### Stated problem
Go through the records below line by line. Count the lines with "predict" and give the count alone.

### Provided data

################

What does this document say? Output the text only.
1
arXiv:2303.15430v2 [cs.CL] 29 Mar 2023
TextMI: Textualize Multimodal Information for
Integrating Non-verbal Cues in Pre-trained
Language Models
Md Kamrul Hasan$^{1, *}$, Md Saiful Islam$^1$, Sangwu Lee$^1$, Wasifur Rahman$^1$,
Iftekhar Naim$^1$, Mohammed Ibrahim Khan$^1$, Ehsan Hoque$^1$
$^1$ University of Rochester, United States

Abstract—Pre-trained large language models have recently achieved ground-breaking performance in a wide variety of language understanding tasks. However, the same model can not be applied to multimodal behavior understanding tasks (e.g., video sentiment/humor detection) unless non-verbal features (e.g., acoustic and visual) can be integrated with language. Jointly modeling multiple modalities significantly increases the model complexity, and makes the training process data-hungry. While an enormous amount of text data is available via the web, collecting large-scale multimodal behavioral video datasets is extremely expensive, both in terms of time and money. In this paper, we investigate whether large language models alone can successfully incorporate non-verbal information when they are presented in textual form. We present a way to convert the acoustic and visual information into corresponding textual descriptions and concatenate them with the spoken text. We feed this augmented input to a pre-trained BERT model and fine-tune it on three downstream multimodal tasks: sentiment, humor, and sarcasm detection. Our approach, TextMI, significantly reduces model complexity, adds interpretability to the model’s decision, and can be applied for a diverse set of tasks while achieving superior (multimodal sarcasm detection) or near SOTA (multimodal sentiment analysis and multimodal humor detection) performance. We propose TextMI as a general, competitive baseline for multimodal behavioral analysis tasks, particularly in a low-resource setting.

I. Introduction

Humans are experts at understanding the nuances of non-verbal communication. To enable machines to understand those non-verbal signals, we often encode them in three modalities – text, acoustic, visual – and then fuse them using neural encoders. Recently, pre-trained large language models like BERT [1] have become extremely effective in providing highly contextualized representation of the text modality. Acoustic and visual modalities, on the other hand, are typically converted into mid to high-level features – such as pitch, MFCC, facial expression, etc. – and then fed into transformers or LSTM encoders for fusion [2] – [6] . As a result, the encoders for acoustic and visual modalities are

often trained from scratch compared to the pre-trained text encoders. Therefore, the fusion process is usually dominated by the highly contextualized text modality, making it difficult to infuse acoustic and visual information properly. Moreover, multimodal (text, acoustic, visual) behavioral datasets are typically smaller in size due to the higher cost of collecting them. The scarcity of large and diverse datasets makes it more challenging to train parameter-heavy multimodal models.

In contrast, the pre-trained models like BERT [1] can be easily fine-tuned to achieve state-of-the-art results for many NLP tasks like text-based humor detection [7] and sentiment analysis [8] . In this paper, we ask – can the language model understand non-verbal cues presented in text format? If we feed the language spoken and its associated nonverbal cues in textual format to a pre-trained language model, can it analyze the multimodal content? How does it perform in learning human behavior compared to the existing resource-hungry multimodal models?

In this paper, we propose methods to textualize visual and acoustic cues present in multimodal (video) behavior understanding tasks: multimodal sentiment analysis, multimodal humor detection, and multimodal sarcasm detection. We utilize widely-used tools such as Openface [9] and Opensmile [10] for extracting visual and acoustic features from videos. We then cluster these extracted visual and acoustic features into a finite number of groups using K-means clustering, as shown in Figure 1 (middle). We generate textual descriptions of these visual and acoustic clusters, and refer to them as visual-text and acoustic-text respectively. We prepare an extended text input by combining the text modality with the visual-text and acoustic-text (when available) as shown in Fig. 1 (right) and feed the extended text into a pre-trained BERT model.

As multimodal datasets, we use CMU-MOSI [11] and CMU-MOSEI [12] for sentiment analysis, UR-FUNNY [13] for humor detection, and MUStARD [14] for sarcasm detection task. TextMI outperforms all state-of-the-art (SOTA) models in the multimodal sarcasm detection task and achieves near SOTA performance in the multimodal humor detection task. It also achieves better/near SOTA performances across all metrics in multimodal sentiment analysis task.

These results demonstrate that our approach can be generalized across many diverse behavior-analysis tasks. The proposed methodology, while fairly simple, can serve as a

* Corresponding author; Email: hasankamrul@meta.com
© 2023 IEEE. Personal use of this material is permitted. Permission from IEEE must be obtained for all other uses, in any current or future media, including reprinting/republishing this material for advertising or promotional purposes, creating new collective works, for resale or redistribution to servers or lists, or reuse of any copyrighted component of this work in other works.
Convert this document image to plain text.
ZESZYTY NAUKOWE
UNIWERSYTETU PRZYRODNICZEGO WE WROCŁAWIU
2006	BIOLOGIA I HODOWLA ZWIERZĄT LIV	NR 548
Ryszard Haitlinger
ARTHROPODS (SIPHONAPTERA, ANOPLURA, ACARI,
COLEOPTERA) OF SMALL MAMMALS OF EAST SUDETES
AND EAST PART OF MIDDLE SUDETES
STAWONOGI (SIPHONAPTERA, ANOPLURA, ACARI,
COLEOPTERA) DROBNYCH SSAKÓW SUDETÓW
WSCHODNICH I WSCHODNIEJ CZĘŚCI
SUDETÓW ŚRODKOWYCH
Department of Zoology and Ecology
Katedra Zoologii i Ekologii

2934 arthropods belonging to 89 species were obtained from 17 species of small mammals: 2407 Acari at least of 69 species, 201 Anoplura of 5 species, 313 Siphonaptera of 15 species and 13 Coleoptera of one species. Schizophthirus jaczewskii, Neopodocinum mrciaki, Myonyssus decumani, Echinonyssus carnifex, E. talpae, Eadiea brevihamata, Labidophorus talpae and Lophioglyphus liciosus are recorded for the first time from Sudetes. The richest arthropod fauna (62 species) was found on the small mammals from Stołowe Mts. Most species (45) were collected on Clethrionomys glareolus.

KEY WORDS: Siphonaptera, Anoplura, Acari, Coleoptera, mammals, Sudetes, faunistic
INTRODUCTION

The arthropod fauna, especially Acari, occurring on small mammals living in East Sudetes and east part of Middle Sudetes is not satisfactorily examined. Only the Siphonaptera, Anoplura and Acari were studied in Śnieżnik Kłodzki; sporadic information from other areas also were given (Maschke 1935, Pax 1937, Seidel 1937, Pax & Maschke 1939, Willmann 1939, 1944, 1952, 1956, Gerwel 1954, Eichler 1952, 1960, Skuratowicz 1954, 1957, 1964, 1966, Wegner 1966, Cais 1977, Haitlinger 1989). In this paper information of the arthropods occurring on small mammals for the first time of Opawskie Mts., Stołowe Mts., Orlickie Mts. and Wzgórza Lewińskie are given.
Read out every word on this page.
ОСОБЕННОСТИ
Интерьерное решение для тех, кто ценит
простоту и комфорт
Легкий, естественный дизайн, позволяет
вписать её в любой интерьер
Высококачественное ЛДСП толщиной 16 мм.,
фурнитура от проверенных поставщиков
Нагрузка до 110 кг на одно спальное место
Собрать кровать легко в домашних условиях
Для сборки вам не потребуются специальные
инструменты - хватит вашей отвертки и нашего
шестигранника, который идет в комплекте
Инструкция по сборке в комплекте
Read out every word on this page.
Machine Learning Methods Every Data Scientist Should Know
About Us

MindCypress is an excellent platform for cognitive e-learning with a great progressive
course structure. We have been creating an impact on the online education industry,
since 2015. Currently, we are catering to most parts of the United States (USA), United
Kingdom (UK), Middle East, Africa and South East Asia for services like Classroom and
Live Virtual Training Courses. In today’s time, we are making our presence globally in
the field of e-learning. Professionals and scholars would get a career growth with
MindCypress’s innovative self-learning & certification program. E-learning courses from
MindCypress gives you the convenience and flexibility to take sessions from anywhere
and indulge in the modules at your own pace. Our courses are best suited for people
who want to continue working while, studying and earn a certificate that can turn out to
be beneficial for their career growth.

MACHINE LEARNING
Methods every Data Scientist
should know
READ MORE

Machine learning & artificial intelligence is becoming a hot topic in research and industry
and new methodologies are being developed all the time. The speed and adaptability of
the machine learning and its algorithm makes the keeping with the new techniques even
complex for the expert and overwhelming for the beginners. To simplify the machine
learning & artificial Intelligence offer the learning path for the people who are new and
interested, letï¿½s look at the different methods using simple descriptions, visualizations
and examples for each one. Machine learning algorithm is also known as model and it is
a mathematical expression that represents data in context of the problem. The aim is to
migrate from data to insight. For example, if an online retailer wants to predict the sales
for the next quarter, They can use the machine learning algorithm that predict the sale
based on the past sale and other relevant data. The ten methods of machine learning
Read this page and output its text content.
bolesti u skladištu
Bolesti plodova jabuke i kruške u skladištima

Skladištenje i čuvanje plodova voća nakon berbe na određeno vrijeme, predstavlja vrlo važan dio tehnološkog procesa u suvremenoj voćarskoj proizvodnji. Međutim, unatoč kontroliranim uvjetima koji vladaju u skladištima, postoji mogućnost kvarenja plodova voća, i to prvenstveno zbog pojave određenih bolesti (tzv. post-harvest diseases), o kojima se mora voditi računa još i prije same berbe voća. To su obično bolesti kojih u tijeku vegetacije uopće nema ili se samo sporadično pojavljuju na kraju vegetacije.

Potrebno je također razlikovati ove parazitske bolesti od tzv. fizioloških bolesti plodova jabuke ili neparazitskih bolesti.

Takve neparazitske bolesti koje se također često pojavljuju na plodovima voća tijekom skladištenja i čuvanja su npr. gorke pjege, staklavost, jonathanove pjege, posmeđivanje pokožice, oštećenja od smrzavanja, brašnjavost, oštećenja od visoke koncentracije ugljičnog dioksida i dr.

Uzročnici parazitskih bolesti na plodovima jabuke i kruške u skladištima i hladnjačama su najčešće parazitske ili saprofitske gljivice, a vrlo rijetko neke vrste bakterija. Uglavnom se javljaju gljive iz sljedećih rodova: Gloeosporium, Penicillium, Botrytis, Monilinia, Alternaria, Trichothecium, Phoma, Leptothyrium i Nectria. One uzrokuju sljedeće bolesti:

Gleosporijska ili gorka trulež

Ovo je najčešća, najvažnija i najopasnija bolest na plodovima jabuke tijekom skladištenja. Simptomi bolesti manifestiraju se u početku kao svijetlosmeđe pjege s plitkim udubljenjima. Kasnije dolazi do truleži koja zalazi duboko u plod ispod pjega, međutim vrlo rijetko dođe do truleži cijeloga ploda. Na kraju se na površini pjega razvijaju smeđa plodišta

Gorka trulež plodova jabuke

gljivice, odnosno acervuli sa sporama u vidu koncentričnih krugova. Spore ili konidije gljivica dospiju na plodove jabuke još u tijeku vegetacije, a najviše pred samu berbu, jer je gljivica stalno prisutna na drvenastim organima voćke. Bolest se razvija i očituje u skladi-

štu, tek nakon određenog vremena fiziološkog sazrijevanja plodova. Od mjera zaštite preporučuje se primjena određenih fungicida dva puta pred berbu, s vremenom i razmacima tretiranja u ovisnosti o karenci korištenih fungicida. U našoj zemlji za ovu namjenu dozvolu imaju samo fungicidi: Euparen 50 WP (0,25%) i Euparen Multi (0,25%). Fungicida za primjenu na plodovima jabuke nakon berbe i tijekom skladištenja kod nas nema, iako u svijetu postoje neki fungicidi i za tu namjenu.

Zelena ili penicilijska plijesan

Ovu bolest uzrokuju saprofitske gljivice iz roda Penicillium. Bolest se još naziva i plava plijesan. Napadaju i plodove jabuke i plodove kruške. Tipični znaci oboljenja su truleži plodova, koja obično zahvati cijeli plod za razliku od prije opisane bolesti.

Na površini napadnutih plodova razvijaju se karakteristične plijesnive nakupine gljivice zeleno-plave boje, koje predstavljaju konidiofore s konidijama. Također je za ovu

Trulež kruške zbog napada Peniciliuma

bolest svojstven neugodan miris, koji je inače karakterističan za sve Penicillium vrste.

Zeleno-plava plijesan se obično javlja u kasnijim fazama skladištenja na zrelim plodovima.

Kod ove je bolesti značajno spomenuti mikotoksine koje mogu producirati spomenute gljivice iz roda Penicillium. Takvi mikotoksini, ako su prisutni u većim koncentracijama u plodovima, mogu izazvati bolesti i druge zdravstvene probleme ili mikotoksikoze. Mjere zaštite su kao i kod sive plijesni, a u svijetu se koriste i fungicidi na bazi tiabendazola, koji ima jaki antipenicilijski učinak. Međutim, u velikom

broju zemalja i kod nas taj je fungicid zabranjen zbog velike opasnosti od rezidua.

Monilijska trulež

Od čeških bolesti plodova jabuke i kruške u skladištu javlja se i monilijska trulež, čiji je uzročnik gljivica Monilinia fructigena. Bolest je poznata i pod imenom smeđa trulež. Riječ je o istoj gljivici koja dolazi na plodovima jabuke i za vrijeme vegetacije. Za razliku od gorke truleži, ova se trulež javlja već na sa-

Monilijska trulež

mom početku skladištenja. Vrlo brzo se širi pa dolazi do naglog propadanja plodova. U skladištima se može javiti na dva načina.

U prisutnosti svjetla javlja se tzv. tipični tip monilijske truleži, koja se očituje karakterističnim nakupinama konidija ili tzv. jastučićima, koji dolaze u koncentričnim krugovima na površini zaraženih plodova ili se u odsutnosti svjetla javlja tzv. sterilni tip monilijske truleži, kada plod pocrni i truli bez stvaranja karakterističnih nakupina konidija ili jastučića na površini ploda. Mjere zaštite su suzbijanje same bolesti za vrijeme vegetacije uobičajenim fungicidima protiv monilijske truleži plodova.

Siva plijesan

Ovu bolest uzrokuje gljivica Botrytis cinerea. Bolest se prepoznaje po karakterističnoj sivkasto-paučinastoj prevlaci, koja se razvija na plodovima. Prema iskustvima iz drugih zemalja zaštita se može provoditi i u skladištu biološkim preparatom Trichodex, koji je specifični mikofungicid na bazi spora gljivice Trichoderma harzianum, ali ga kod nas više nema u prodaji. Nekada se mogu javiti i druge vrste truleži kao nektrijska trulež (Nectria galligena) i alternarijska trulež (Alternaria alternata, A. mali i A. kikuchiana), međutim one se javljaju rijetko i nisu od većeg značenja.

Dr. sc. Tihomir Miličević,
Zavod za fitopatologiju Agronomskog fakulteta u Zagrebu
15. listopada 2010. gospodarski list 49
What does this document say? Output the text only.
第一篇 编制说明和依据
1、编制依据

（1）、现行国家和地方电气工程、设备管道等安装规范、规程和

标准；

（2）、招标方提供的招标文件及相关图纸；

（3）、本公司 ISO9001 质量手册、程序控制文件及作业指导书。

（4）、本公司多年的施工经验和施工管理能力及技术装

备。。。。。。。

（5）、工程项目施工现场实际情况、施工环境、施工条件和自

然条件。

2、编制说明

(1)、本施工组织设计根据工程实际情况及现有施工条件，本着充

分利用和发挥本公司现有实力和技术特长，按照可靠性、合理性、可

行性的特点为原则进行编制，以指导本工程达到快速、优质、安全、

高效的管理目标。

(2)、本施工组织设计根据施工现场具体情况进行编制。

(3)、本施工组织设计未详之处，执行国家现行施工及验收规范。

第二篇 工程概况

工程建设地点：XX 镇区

################

### Written solution
2